→ What needs to be done: You are to retype all of the data exactly as it appears.

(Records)
******

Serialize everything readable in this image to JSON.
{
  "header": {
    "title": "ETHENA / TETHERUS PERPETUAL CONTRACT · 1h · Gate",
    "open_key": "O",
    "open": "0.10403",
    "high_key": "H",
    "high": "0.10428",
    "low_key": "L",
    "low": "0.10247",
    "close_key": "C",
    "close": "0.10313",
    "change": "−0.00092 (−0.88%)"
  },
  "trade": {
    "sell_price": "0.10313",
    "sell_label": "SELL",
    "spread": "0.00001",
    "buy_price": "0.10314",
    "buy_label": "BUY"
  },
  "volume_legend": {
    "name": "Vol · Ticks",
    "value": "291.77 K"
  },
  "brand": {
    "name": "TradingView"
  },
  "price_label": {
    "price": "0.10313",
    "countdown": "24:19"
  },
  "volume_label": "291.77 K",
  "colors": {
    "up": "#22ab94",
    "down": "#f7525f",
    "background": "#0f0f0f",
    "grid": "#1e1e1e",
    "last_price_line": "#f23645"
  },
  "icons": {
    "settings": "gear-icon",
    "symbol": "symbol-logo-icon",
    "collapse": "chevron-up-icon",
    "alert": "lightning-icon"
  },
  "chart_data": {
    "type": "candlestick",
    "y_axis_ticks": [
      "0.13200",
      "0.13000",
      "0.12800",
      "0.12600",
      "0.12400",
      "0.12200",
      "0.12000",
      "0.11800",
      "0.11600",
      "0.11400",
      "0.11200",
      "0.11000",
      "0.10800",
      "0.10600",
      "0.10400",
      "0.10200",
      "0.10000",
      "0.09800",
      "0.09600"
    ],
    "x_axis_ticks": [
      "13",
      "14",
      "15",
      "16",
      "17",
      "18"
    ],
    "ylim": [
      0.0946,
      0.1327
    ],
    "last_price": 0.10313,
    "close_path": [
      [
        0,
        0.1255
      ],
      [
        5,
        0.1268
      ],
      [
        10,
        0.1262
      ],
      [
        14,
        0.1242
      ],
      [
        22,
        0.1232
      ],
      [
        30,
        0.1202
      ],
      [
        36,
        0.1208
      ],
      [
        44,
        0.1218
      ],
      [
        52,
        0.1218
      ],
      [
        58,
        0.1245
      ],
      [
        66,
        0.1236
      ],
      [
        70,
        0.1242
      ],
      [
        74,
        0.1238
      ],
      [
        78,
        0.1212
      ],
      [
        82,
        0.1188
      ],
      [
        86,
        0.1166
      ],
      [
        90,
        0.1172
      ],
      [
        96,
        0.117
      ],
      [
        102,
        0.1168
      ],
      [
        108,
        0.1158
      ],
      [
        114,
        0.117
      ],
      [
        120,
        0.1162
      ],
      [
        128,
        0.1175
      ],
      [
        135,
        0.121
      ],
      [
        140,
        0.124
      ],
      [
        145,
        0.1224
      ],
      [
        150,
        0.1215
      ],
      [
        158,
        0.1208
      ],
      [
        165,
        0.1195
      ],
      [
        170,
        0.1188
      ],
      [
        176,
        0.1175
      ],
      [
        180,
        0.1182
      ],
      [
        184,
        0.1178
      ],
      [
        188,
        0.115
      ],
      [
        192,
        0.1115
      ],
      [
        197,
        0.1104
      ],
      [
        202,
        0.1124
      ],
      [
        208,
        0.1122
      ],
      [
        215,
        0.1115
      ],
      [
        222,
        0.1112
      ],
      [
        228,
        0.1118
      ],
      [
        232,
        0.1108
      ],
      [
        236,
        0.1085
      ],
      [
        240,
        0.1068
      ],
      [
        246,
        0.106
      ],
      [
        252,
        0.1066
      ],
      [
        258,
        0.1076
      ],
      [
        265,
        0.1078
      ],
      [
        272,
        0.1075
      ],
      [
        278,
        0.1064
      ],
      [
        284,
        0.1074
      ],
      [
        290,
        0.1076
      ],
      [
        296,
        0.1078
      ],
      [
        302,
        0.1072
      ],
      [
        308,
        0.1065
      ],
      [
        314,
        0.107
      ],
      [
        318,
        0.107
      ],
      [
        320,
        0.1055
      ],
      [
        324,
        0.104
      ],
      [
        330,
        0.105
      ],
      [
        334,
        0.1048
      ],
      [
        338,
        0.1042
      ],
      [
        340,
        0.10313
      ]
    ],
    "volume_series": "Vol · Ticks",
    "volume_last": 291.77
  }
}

******

→ Final result:
Serialize everything readable in this image to JSON.
{
  "header": {
    "title": "ETHENA / TETHERUS PERPETUAL CONTRACT · 1h · Gate",
    "open_key": "O",
    "open": "0.10403",
    "high_key": "H",
    "high": "0.10428",
    "low_key": "L",
    "low": "0.10247",
    "close_key": "C",
    "close": "0.10313",
    "change": "−0.00092 (−0.88%)"
  },
  "trade": {
    "sell_price": "0.10313",
    "sell_label": "SELL",
    "spread": "0.00001",
    "buy_price": "0.10314",
    "buy_label": "BUY"
  },
  "volume_legend": {
    "name": "Vol · Ticks",
    "value": "291.77 K"
  },
  "brand": {
    "name": "TradingView"
  },
  "price_label": {
    "price": "0.10313",
    "countdown": "24:19"
  },
  "volume_label": "291.77 K",
  "colors": {
    "up": "#22ab94",
    "down": "#f7525f",
    "background": "#0f0f0f",
    "grid": "#1e1e1e",
    "last_price_line": "#f23645"
  },
  "icons": {
    "settings": "gear-icon",
    "symbol": "symbol-logo-icon",
    "collapse": "chevron-up-icon",
    "alert": "lightning-icon"
  },
  "chart_data": {
    "type": "candlestick",
    "y_axis_ticks": [
      "0.13200",
      "0.13000",
      "0.12800",
      "0.12600",
      "0.12400",
      "0.12200",
      "0.12000",
      "0.11800",
      "0.11600",
      "0.11400",
      "0.11200",
      "0.11000",
      "0.10800",
      "0.10600",
      "0.10400",
      "0.10200",
      "0.10000",
      "0.09800",
      "0.09600"
    ],
    "x_axis_ticks": [
      "13",
      "14",
      "15",
      "16",
      "17",
      "18"
    ],
    "ylim": [
      0.0946,
      0.1327
    ],
    "last_price": 0.10313,
    "close_path": [
      [
        0,
        0.1255
      ],
      [
        5,
        0.1268
      ],
      [
        10,
        0.1262
      ],
      [
        14,
        0.1242
      ],
      [
        22,
        0.1232
      ],
      [
        30,
        0.1202
      ],
      [
        36,
        0.1208
      ],
      [
        44,
        0.1218
      ],
      [
        52,
        0.1218
      ],
      [
        58,
        0.1245
      ],
      [
        66,
        0.1236
      ],
      [
        70,
        0.1242
      ],
      [
        74,
        0.1238
      ],
      [
        78,
        0.1212
      ],
      [
        82,
        0.1188
      ],
      [
        86,
        0.1166
      ],
      [
        90,
        0.1172
      ],
      [
        96,
        0.117
      ],
      [
        102,
        0.1168
      ],
      [
        108,
        0.1158
      ],
      [
        114,
        0.117
      ],
      [
        120,
        0.1162
      ],
      [
        128,
        0.1175
      ],
      [
        135,
        0.121
      ],
      [
        140,
        0.124
      ],
      [
        145,
        0.1224
      ],
      [
        150,
        0.1215
      ],
      [
        158,
        0.1208
      ],
      [
        165,
        0.1195
      ],
      [
        170,
        0.1188
      ],
      [
        176,
        0.1175
      ],
      [
        180,
        0.1182
      ],
      [
        184,
        0.1178
      ],
      [
        188,
        0.115
      ],
      [
        192,
        0.1115
      ],
      [
        197,
        0.1104
      ],
      [
        202,
        0.1124
      ],
      [
        208,
        0.1122
      ],
      [
        215,
        0.1115
      ],
      [
        222,
        0.1112
      ],
      [
        228,
        0.1118
      ],
      [
        232,
        0.1108
      ],
      [
        236,
        0.1085
      ],
      [
        240,
        0.1068
      ],
      [
        246,
        0.106
      ],
      [
        252,
        0.1066
      ],
      [
        258,
        0.1076
      ],
      [
        265,
        0.1078
      ],
      [
        272,
        0.1075
      ],
      [
        278,
        0.1064
      ],
      [
        284,
        0.1074
      ],
      [
        290,
        0.1076
      ],
      [
        296,
        0.1078
      ],
      [
        302,
        0.1072
      ],
      [
        308,
        0.1065
      ],
      [
        314,
        0.107
      ],
      [
        318,
        0.107
      ],
      [
        320,
        0.1055
      ],
      [
        324,
        0.104
      ],
      [
        330,
        0.105
      ],
      [
        334,
        0.1048
      ],
      [
        338,
        0.1042
      ],
      [
        340,
        0.10313
      ]
    ],
    "volume_series": "Vol · Ticks",
    "volume_last": 291.77
  }
}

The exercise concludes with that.